* [Task directions]: Wherever the word "Molina" appears in the entries, copy the whole line.

* [Records provided]:
════

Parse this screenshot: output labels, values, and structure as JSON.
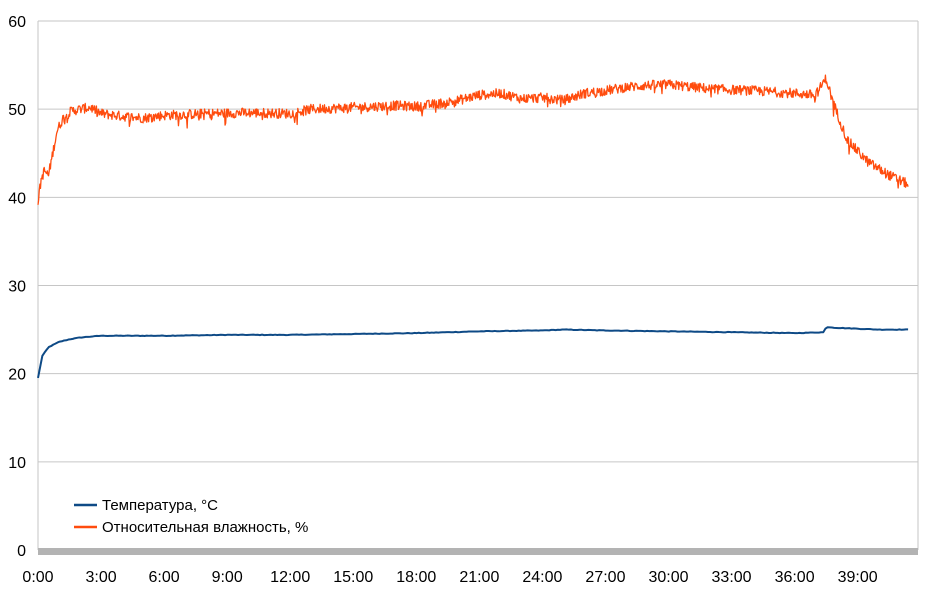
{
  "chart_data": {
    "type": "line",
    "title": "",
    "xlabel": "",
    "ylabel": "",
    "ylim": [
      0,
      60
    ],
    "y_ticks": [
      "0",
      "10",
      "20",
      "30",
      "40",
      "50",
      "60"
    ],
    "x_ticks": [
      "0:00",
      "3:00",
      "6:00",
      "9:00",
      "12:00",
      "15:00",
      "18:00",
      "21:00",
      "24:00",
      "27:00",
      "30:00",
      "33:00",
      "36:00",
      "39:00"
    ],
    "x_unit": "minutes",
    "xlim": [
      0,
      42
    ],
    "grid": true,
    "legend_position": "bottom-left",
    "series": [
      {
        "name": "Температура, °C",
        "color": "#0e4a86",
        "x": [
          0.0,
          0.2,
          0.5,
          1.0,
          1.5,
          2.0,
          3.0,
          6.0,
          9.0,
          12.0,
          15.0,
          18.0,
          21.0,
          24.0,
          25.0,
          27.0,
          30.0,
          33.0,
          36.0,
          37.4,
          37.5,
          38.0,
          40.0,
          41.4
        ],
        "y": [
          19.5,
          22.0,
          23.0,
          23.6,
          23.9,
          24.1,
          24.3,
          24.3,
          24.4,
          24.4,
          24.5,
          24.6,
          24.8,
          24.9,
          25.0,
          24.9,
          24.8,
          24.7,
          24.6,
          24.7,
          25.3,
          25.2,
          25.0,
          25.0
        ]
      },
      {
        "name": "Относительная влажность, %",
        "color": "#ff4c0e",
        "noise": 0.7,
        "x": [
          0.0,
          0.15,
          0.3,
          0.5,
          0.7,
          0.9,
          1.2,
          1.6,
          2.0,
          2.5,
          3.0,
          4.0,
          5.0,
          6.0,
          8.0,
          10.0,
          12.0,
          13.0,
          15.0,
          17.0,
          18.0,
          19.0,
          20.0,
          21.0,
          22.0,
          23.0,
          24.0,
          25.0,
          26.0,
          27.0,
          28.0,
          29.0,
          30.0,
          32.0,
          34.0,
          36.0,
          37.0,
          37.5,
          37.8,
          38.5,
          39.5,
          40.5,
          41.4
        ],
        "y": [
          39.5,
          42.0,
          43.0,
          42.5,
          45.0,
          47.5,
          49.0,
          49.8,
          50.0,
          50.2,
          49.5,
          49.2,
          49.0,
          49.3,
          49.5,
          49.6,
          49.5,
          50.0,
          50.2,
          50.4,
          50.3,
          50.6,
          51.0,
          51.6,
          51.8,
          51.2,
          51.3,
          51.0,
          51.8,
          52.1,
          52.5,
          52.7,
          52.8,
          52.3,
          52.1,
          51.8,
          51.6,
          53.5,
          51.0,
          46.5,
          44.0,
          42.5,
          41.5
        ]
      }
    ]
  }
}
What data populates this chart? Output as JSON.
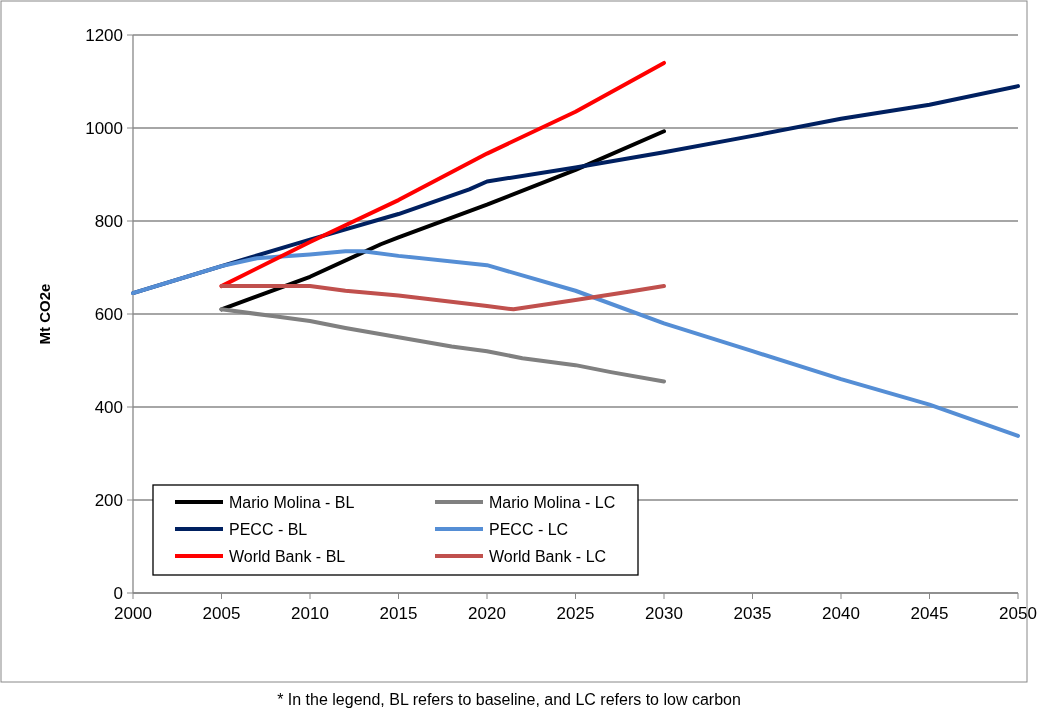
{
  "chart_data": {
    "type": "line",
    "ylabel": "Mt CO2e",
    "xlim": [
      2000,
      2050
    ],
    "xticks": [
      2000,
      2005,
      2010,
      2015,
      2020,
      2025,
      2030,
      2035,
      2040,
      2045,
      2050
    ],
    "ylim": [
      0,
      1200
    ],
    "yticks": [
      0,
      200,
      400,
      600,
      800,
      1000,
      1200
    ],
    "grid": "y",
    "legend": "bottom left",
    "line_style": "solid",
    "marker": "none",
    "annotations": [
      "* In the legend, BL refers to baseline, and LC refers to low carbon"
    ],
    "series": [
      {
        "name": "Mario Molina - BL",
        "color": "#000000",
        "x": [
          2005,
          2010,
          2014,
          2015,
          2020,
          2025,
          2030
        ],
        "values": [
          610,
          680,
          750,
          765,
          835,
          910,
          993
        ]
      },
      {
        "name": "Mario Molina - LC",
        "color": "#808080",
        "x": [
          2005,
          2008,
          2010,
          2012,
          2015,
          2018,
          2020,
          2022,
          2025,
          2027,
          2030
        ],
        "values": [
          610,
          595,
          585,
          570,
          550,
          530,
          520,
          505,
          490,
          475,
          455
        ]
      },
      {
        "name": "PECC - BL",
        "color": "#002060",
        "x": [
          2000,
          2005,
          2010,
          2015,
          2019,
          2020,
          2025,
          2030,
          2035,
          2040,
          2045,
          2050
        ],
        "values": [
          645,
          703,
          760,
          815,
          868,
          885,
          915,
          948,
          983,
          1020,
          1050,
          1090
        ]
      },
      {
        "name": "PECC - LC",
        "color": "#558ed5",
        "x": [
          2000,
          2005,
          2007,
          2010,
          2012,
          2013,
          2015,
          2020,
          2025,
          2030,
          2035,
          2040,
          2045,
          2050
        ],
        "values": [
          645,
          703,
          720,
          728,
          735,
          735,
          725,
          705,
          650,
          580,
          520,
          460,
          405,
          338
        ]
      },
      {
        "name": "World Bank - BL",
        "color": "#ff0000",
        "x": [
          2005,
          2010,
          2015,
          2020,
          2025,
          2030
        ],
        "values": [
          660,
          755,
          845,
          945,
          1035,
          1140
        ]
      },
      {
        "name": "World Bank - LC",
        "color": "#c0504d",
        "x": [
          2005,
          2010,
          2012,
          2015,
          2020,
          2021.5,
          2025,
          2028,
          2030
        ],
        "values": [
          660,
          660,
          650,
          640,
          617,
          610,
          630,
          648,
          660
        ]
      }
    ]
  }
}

════

* [Correct response]:
        "name": "Mario Molina - BL",
        "name": "Mario Molina - LC",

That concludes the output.